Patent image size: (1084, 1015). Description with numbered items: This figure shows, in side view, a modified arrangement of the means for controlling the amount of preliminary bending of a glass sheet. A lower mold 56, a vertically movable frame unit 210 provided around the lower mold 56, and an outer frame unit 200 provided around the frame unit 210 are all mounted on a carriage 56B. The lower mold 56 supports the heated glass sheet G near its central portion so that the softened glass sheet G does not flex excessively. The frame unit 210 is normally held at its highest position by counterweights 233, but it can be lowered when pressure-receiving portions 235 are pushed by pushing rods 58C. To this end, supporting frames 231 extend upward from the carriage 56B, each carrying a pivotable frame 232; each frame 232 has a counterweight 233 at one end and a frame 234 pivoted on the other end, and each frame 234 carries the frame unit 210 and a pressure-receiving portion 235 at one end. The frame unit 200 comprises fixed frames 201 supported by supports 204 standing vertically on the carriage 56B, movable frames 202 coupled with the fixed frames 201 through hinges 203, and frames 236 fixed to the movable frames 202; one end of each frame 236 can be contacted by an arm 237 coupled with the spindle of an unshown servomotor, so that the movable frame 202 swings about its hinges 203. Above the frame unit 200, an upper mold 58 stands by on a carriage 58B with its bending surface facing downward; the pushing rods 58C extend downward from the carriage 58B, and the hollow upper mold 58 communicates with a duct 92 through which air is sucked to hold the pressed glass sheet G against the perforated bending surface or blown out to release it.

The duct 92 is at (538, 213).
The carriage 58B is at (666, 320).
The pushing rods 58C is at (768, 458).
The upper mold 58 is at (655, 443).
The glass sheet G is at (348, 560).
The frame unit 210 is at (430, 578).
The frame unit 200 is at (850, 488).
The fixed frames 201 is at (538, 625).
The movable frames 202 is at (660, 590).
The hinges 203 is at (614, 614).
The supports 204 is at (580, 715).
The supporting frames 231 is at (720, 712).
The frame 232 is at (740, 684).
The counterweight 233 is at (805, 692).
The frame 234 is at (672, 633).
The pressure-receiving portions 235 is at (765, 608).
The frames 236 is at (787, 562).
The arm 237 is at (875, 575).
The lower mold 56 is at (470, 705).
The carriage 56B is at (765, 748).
==
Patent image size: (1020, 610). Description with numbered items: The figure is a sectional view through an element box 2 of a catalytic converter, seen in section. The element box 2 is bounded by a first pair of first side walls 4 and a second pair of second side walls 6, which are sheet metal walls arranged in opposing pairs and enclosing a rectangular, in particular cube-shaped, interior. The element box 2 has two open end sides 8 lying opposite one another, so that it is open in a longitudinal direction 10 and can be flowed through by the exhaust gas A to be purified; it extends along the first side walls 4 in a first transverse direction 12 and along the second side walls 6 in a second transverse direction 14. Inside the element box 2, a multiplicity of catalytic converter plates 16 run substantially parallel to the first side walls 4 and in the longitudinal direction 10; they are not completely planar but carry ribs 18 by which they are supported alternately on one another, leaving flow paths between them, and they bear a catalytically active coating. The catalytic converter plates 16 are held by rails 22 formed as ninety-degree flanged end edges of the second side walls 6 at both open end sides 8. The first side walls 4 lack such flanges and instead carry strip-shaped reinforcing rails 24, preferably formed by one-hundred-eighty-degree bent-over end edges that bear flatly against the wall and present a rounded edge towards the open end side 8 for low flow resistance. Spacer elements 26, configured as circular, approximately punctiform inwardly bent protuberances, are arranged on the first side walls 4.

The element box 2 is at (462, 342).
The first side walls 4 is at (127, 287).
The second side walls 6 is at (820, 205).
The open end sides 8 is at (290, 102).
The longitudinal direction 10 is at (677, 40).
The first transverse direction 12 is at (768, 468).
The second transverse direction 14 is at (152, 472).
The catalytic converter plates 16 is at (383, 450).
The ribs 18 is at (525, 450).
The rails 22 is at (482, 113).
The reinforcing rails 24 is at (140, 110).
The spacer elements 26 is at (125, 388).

- **Requirements**: Please extract and reproduce the lines from the one containing "Patent image size: (1084, 1015)." through the one containing "The frame unit 200 is at (850, 488).", both included, with no changes.

- **Result of this exercise**:
Patent image size: (1084, 1015). Description with numbered items: This figure shows, in side view, a modified arrangement of the means for controlling the amount of preliminary bending of a glass sheet. A lower mold 56, a vertically movable frame unit 210 provided around the lower mold 56, and an outer frame unit 200 provided around the frame unit 210 are all mounted on a carriage 56B. The lower mold 56 supports the heated glass sheet G near its central portion so that the softened glass sheet G does not flex excessively. The frame unit 210 is normally held at its highest position by counterweights 233, but it can be lowered when pressure-receiving portions 235 are pushed by pushing rods 58C. To this end, supporting frames 231 extend upward from the carriage 56B, each carrying a pivotable frame 232; each frame 232 has a counterweight 233 at one end and a frame 234 pivoted on the other end, and each frame 234 carries the frame unit 210 and a pressure-receiving portion 235 at one end. The frame unit 200 comprises fixed frames 201 supported by supports 204 standing vertically on the carriage 56B, movable frames 202 coupled with the fixed frames 201 through hinges 203, and frames 236 fixed to the movable frames 202; one end of each frame 236 can be contacted by an arm 237 coupled with the spindle of an unshown servomotor, so that the movable frame 202 swings about its hinges 203. Above the frame unit 200, an upper mold 58 stands by on a carriage 58B with its bending surface facing downward; the pushing rods 58C extend downward from the carriage 58B, and the hollow upper mold 58 communicates with a duct 92 through which air is sucked to hold the pressed glass sheet G against the perforated bending surface or blown out to release it.

The duct 92 is at (538, 213).
The carriage 58B is at (666, 320).
The pushing rods 58C is at (768, 458).
The upper mold 58 is at (655, 443).
The glass sheet G is at (348, 560).
The frame unit 210 is at (430, 578).
The frame unit 200 is at (850, 488).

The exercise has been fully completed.